━━━━━ GIVEN DATA ━━━━━

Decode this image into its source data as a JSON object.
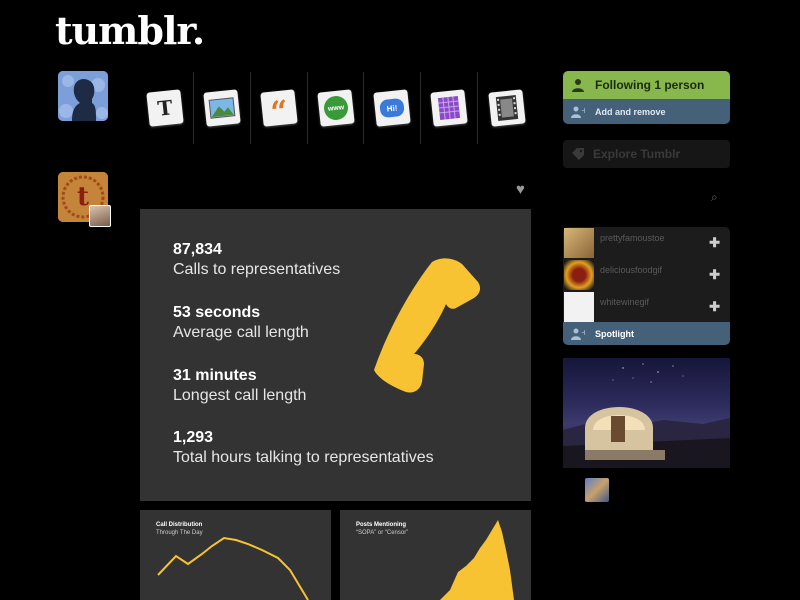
{
  "header": {
    "logo": "tumblr."
  },
  "post_types": [
    {
      "name": "text",
      "glyph": "T",
      "color": "#222222"
    },
    {
      "name": "photo",
      "glyph": "▲",
      "color": "#4a8a3a"
    },
    {
      "name": "quote",
      "glyph": "“",
      "color": "#e2741e"
    },
    {
      "name": "link",
      "glyph": "www",
      "color": "#3a9a3a"
    },
    {
      "name": "chat",
      "glyph": "Hi!",
      "color": "#3a7ad8"
    },
    {
      "name": "audio",
      "glyph": "▦",
      "color": "#8a4ac8"
    },
    {
      "name": "video",
      "glyph": "▤",
      "color": "#444444"
    }
  ],
  "post": {
    "stats": [
      {
        "value": "87,834",
        "label": "Calls to representatives"
      },
      {
        "value": "53 seconds",
        "label": "Average call length"
      },
      {
        "value": "31 minutes",
        "label": "Longest call length"
      },
      {
        "value": "1,293",
        "label": "Total hours talking to representatives"
      }
    ],
    "accent": "#f7c333"
  },
  "charts": {
    "a": {
      "title": "Call Distribution",
      "subtitle": "Through The Day"
    },
    "b": {
      "title": "Posts Mentioning",
      "subtitle": "“SOPA” or “Censor”"
    }
  },
  "sidebar": {
    "following": "Following 1 person",
    "add_remove": "Add and remove",
    "explore": "Explore Tumblr",
    "recommendations": [
      {
        "name": "prettyfamoustoe",
        "thumb_color": "#c8a468"
      },
      {
        "name": "deliciousfoodgif",
        "thumb_color": "#d8a020"
      },
      {
        "name": "whitewinegif",
        "thumb_color": "#f0f0f0"
      }
    ],
    "spotlight": "Spotlight"
  },
  "colors": {
    "follow_green": "#87b74d",
    "blue_bar": "#45617a"
  }
}
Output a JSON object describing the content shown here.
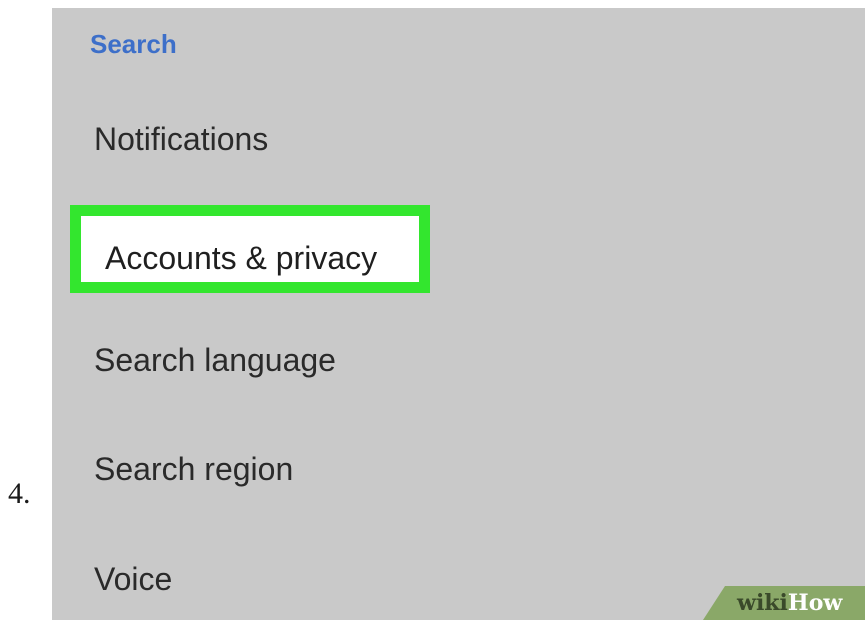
{
  "step": {
    "number": "4."
  },
  "settings": {
    "section_title": "Search",
    "items": [
      {
        "label": "Notifications"
      },
      {
        "label": "Accounts & privacy",
        "highlighted": true
      },
      {
        "label": "Search language"
      },
      {
        "label": "Search region"
      },
      {
        "label": "Voice"
      }
    ]
  },
  "watermark": {
    "part1": "wiki",
    "part2": "How"
  },
  "colors": {
    "screen_background": "#c9c9c9",
    "section_title": "#3d6fc9",
    "highlight": "#33e62e",
    "watermark_bg": "#8aa868"
  }
}
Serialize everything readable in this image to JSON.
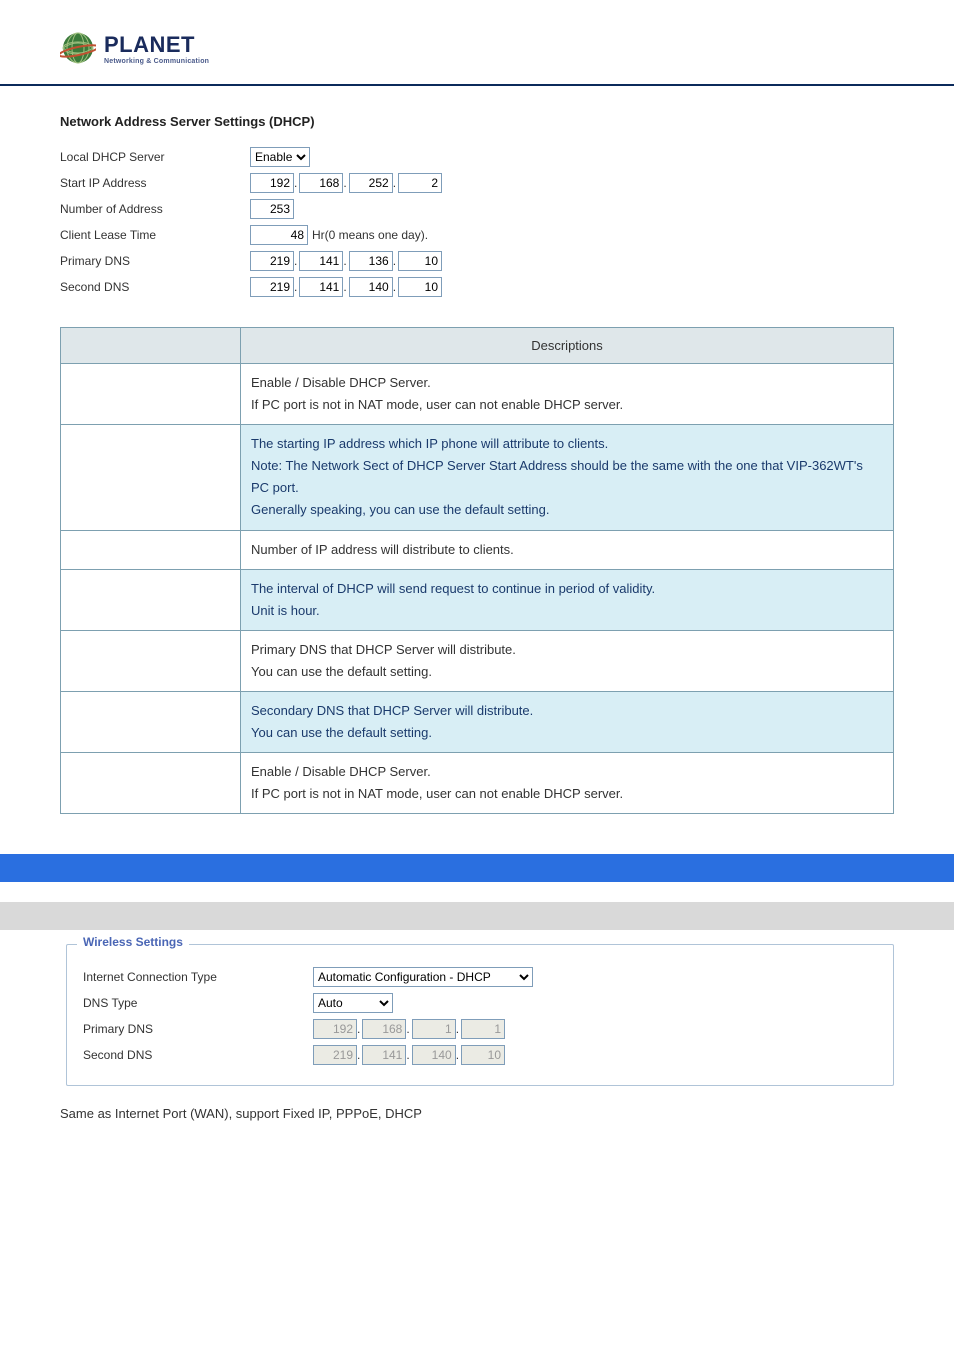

━━━━━

» TO BE DONE: Copy the records exactly. Skip the pictures.

» WRITTEN ANSWER:
Decode this image into its source data as a JSON object.
{
  "header": {
    "logo": "tumblr."
  },
  "post_types": [
    {
      "name": "text",
      "glyph": "T",
      "color": "#222222"
    },
    {
      "name": "photo",
      "glyph": "▲",
      "color": "#4a8a3a"
    },
    {
      "name": "quote",
      "glyph": "“",
      "color": "#e2741e"
    },
    {
      "name": "link",
      "glyph": "www",
      "color": "#3a9a3a"
    },
    {
      "name": "chat",
      "glyph": "Hi!",
      "color": "#3a7ad8"
    },
    {
      "name": "audio",
      "glyph": "▦",
      "color": "#8a4ac8"
    },
    {
      "name": "video",
      "glyph": "▤",
      "color": "#444444"
    }
  ],
  "post": {
    "stats": [
      {
        "value": "87,834",
        "label": "Calls to representatives"
      },
      {
        "value": "53 seconds",
        "label": "Average call length"
      },
      {
        "value": "31 minutes",
        "label": "Longest call length"
      },
      {
        "value": "1,293",
        "label": "Total hours talking to representatives"
      }
    ],
    "accent": "#f7c333"
  },
  "charts": {
    "a": {
      "title": "Call Distribution",
      "subtitle": "Through The Day"
    },
    "b": {
      "title": "Posts Mentioning",
      "subtitle": "“SOPA” or “Censor”"
    }
  },
  "sidebar": {
    "following": "Following 1 person",
    "add_remove": "Add and remove",
    "explore": "Explore Tumblr",
    "recommendations": [
      {
        "name": "prettyfamoustoe",
        "thumb_color": "#c8a468"
      },
      {
        "name": "deliciousfoodgif",
        "thumb_color": "#d8a020"
      },
      {
        "name": "whitewinegif",
        "thumb_color": "#f0f0f0"
      }
    ],
    "spotlight": "Spotlight"
  },
  "colors": {
    "follow_green": "#87b74d",
    "blue_bar": "#45617a"
  }
}
Output a JSON object describing the content shown here.
{
  "step": {
    "number": "4."
  },
  "settings": {
    "section_title": "Search",
    "items": [
      {
        "label": "Notifications"
      },
      {
        "label": "Accounts & privacy",
        "highlighted": true
      },
      {
        "label": "Search language"
      },
      {
        "label": "Search region"
      },
      {
        "label": "Voice"
      }
    ]
  },
  "watermark": {
    "part1": "wiki",
    "part2": "How"
  },
  "colors": {
    "screen_background": "#c9c9c9",
    "section_title": "#3d6fc9",
    "highlight": "#33e62e",
    "watermark_bg": "#8aa868"
  }
}
Serialize everything readable in this image to JSON.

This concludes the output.